SET TASK: Find each line holding the word "mentioned" and give the total alone.

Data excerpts
•••••
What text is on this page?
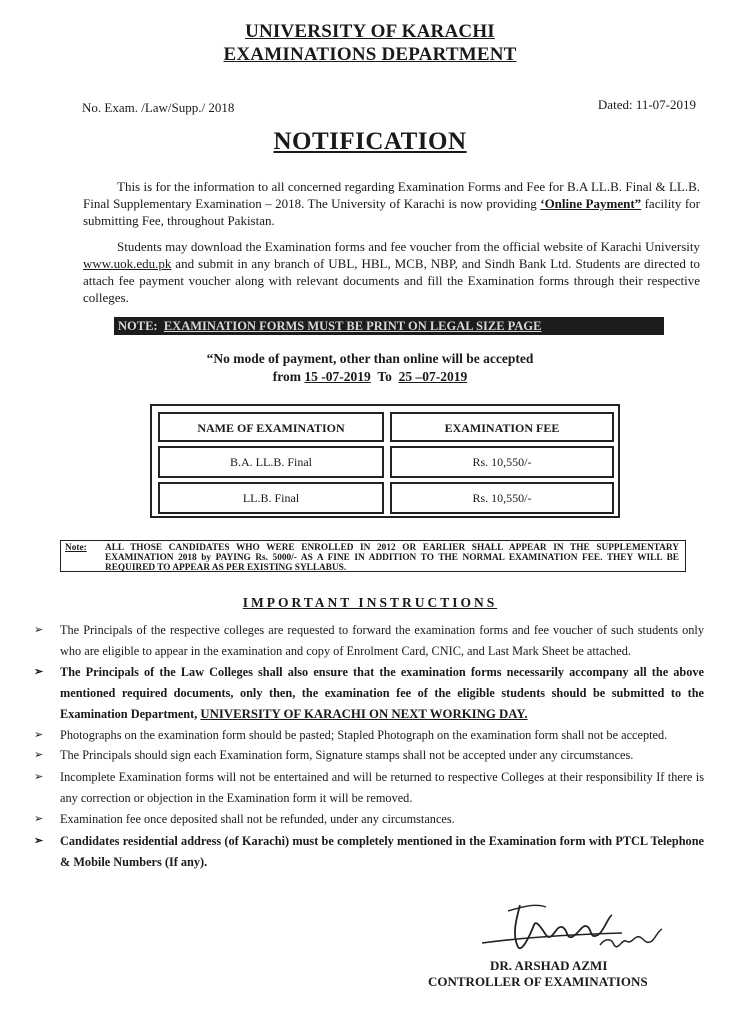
UNIVERSITY OF KARACHI
EXAMINATIONS DEPARTMENT
No. Exam. /Law/Supp./ 2018	Dated: 11-07-2019
NOTIFICATION
This is for the information to all concerned regarding Examination Forms and Fee for B.A LL.B. Final & LL.B. Final Supplementary Examination – 2018. The University of Karachi is now providing ‘Online Payment” facility for submitting Fee, throughout Pakistan.
Students may download the Examination forms and fee voucher from the official website of Karachi University www.uok.edu.pk and submit in any branch of UBL, HBL, MCB, NBP, and Sindh Bank Ltd. Students are directed to attach fee payment voucher along with relevant documents and fill the Examination forms through their respective colleges.
NOTE: EXAMINATION FORMS MUST BE PRINT ON LEGAL SIZE PAGE
“No mode of payment, other than online will be accepted
from 15 -07-2019 To 25 –07-2019
NAME OF EXAMINATION	EXAMINATION FEE
B.A. LL.B. Final	Rs. 10,550/-
LL.B. Final	Rs. 10,550/-
Note: ALL THOSE CANDIDATES WHO WERE ENROLLED IN 2012 OR EARLIER SHALL APPEAR IN THE SUPPLEMENTARY EXAMINATION 2018 by PAYING Rs. 5000/- AS A FINE IN ADDITION TO THE NORMAL EXAMINATION FEE. THEY WILL BE REQUIRED TO APPEAR AS PER EXISTING SYLLABUS.
IMPORTANT INSTRUCTIONS
➢ The Principals of the respective colleges are requested to forward the examination forms and fee voucher of such students only who are eligible to appear in the examination and copy of Enrolment Card, CNIC, and Last Mark Sheet be attached.
➢ The Principals of the Law Colleges shall also ensure that the examination forms necessarily accompany all the above mentioned required documents, only then, the examination fee of the eligible students should be submitted to the Examination Department, UNIVERSITY OF KARACHI ON NEXT WORKING DAY.
➢ Photographs on the examination form should be pasted; Stapled Photograph on the examination form shall not be accepted.
➢ The Principals should sign each Examination form, Signature stamps shall not be accepted under any circumstances.
➢ Incomplete Examination forms will not be entertained and will be returned to respective Colleges at their responsibility If there is any correction or objection in the Examination form it will be removed.
➢ Examination fee once deposited shall not be refunded, under any circumstances.
➢ Candidates residential address (of Karachi) must be completely mentioned in the Examination form with PTCL Telephone & Mobile Numbers (If any).
DR. ARSHAD AZMI
CONTROLLER OF EXAMINATIONS
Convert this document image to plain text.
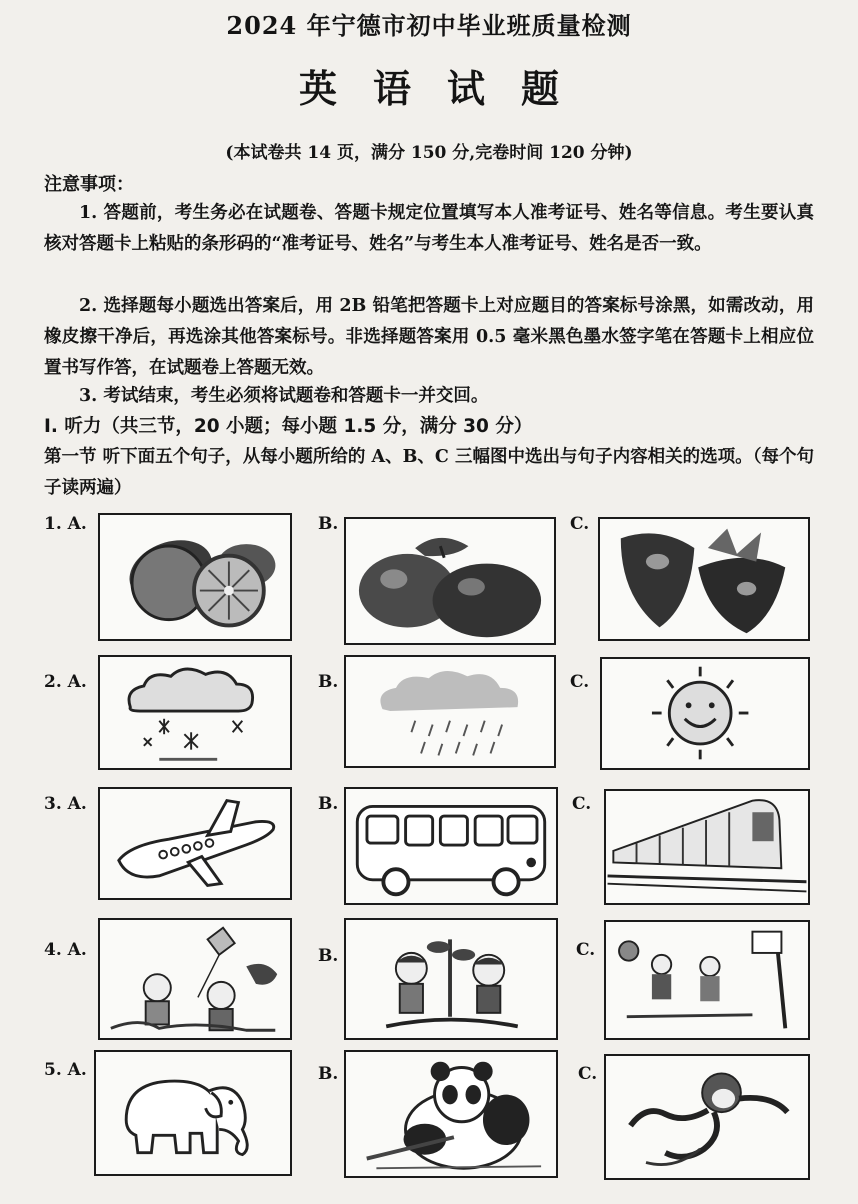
2024 年宁德市初中毕业班质量检测
英语试题
(本试卷共 14 页，满分 150 分,完卷时间 120 分钟)
注意事项：
1. 答题前，考生务必在试题卷、答题卡规定位置填写本人准考证号、姓名等信息。考生要认真核对答题卡上粘贴的条形码的“准考证号、姓名”与考生本人准考证号、姓名是否一致。
2. 选择题每小题选出答案后，用 2B 铅笔把答题卡上对应题目的答案标号涂黑，如需改动，用橡皮擦干净后，再选涂其他答案标号。非选择题答案用 0.5 毫米黑色墨水签字笔在答题卡上相应位置书写作答，在试题卷上答题无效。
3. 考试结束，考生必须将试题卷和答题卡一并交回。
Ⅰ. 听力（共三节，20 小题；每小题 1.5 分，满分 30 分）
第一节 听下面五个句子，从每小题所给的 A、B、C 三幅图中选出与句子内容相关的选项。（每个句子读两遍）
1. A.	B.	C.
2. A.	B.	C.
3. A.	B.	C.
4. A.	B.	C.
5. A.	B.	C.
•••••
OUTPUT OF THE EXERCISE: 2